- TASK: Report, word for word, every line of the material that contains "Decrease".

- EXERCISE MATERIAL:
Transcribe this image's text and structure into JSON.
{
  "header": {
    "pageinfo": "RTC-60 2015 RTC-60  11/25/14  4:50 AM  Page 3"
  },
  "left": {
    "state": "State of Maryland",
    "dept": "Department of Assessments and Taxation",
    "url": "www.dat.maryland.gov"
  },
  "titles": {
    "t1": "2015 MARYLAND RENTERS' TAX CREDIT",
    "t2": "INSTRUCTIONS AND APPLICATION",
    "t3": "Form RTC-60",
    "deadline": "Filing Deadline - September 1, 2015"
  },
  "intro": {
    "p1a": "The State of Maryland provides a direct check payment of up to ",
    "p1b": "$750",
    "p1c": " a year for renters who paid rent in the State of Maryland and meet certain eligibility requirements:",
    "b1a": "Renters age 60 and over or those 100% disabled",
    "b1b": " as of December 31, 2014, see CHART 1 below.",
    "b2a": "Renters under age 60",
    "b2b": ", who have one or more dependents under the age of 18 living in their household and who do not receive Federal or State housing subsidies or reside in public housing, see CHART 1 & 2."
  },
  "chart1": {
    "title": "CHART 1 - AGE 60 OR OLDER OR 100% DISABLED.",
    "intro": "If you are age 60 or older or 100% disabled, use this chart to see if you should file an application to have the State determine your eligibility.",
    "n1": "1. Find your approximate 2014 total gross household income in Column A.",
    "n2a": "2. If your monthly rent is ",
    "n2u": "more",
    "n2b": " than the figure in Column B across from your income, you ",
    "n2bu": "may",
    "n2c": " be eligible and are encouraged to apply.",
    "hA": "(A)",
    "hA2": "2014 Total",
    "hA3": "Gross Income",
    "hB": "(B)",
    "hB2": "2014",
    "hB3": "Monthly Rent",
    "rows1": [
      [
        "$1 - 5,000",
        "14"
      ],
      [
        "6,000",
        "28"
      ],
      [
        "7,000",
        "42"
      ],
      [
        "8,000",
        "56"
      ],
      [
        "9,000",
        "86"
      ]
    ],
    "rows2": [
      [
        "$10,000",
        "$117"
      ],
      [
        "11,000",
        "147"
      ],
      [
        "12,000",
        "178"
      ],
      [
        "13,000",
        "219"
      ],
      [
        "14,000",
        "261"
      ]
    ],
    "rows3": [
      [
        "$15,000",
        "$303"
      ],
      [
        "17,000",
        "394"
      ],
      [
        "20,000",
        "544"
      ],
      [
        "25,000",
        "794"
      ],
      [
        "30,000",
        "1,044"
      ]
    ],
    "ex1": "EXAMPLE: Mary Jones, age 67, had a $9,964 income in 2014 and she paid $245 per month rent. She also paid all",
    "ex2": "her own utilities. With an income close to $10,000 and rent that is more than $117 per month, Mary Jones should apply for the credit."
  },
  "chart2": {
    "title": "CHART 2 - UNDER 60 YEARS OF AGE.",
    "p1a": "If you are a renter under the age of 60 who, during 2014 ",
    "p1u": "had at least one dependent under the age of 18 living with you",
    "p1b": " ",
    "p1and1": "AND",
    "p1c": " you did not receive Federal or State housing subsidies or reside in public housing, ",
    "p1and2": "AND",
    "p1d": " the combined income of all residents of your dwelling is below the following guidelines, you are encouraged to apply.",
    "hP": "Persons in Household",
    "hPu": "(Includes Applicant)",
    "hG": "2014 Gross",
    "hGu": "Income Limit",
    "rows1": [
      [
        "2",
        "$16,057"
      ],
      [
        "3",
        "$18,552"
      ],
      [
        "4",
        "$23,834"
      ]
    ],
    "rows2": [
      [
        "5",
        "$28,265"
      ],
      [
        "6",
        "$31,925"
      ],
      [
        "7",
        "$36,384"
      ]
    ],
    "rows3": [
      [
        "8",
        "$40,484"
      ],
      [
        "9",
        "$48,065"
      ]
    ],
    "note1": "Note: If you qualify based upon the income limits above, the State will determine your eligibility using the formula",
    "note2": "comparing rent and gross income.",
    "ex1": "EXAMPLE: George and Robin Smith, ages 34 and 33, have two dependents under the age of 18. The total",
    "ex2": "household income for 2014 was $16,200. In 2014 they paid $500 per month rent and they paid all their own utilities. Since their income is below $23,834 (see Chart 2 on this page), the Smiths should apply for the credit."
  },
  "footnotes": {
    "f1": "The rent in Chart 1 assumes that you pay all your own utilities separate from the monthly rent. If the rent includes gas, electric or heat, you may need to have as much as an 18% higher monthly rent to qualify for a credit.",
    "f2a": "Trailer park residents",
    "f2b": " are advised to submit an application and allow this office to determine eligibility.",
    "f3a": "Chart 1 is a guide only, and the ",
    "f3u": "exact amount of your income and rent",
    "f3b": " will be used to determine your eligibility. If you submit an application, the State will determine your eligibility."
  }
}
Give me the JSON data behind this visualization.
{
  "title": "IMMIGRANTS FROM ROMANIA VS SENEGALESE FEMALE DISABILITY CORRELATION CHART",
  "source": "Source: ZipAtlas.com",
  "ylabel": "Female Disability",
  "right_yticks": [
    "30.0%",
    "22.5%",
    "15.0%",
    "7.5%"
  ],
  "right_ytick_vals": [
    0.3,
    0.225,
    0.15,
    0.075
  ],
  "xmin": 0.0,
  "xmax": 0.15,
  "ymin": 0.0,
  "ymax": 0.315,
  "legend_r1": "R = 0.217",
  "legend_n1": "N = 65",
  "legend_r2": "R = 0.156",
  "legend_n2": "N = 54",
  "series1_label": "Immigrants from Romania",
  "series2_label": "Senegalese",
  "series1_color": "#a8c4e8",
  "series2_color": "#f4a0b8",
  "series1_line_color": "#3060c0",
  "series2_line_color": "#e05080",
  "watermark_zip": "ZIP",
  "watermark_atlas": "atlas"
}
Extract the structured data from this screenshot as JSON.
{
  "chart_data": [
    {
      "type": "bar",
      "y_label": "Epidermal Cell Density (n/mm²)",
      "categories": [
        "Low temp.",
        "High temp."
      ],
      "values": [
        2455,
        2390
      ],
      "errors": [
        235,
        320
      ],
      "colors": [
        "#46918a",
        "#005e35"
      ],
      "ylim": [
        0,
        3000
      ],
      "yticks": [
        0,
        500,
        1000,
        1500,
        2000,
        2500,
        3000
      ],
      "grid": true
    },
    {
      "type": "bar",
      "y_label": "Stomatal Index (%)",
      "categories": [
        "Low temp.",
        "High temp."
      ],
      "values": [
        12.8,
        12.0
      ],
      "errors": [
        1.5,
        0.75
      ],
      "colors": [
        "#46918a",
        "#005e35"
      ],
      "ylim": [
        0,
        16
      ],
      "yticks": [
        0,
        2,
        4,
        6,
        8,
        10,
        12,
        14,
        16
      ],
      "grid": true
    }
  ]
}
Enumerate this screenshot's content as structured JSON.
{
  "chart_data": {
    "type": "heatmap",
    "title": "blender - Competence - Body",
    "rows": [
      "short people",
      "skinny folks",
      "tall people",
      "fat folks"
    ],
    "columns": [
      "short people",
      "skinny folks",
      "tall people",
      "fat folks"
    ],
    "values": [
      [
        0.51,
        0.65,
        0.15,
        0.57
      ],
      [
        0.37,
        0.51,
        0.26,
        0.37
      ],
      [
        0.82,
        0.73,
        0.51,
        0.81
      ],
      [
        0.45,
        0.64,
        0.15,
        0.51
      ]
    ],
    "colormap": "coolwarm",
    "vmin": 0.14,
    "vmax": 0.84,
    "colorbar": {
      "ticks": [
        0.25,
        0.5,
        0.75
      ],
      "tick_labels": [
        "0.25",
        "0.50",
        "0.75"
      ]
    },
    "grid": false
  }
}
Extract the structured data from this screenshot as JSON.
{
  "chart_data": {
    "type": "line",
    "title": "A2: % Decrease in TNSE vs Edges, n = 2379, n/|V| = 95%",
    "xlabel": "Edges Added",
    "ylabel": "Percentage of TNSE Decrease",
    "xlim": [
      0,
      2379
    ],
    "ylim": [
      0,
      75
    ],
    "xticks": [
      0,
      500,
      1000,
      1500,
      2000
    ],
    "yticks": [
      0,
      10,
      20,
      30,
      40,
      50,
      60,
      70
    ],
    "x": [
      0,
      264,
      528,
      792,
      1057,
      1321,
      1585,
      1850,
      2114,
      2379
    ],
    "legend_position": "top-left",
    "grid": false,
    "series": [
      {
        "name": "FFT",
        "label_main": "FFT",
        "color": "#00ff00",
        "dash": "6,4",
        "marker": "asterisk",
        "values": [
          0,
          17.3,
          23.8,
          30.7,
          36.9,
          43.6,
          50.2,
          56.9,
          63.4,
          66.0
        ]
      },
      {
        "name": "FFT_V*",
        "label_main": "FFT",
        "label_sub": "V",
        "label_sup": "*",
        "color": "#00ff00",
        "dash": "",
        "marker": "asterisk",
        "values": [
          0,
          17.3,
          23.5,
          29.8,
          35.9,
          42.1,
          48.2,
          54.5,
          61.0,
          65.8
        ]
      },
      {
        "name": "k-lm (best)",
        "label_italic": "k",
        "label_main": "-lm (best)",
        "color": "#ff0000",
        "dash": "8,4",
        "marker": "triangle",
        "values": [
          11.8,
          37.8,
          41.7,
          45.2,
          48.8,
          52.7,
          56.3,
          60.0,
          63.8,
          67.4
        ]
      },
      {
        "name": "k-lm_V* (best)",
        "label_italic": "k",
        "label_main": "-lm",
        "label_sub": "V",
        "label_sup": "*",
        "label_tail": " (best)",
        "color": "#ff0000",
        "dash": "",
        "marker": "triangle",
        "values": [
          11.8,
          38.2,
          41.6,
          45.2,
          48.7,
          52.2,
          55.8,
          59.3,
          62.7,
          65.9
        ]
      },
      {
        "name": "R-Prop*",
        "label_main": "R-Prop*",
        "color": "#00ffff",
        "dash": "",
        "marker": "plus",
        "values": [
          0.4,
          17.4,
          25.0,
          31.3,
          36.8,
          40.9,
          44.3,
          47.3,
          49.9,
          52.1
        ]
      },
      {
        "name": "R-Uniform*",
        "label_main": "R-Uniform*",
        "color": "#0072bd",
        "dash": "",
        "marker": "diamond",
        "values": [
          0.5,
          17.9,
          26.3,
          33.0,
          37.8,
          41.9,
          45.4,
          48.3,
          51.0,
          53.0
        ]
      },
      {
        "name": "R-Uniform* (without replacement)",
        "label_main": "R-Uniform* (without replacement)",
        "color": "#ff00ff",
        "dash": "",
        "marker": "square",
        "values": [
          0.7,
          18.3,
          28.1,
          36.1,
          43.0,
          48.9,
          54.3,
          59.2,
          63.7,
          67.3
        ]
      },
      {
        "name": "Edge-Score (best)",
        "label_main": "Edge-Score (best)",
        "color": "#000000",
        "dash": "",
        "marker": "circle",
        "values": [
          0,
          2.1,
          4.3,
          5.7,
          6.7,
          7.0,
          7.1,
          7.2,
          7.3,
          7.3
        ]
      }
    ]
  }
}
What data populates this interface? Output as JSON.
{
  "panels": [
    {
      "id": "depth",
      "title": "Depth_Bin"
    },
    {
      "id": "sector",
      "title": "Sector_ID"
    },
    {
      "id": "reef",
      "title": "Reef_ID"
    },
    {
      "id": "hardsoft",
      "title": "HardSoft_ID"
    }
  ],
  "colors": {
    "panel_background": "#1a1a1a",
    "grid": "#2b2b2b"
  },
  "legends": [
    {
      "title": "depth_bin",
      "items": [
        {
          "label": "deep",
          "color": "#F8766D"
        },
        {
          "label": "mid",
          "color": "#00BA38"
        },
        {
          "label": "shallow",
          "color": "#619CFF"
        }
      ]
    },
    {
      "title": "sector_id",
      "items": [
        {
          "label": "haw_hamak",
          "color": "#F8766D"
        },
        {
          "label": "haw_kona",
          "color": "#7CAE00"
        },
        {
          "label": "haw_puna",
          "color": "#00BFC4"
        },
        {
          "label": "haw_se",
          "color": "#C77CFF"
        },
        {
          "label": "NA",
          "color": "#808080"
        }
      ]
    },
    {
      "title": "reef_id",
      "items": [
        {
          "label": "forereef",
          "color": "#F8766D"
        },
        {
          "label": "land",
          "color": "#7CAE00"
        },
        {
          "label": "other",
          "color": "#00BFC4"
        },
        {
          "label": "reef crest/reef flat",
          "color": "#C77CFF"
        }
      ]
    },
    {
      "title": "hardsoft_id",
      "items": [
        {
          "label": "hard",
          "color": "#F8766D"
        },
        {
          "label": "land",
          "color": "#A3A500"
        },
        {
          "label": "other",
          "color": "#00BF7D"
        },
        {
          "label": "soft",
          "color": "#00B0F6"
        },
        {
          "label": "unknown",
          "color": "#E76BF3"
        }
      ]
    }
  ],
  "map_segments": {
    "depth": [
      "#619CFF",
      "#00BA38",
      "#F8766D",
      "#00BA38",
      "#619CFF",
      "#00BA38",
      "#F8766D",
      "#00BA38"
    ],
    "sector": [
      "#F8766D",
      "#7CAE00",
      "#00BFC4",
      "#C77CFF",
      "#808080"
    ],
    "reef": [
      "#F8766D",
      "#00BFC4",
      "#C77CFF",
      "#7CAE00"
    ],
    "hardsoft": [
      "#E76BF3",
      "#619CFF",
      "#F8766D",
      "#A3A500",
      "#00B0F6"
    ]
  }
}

- EXPECTED ANSWER:
    "title": "A2: % Decrease in TNSE vs Edges, n = 2379, n/|V| = 95%",
    "ylabel": "Percentage of TNSE Decrease",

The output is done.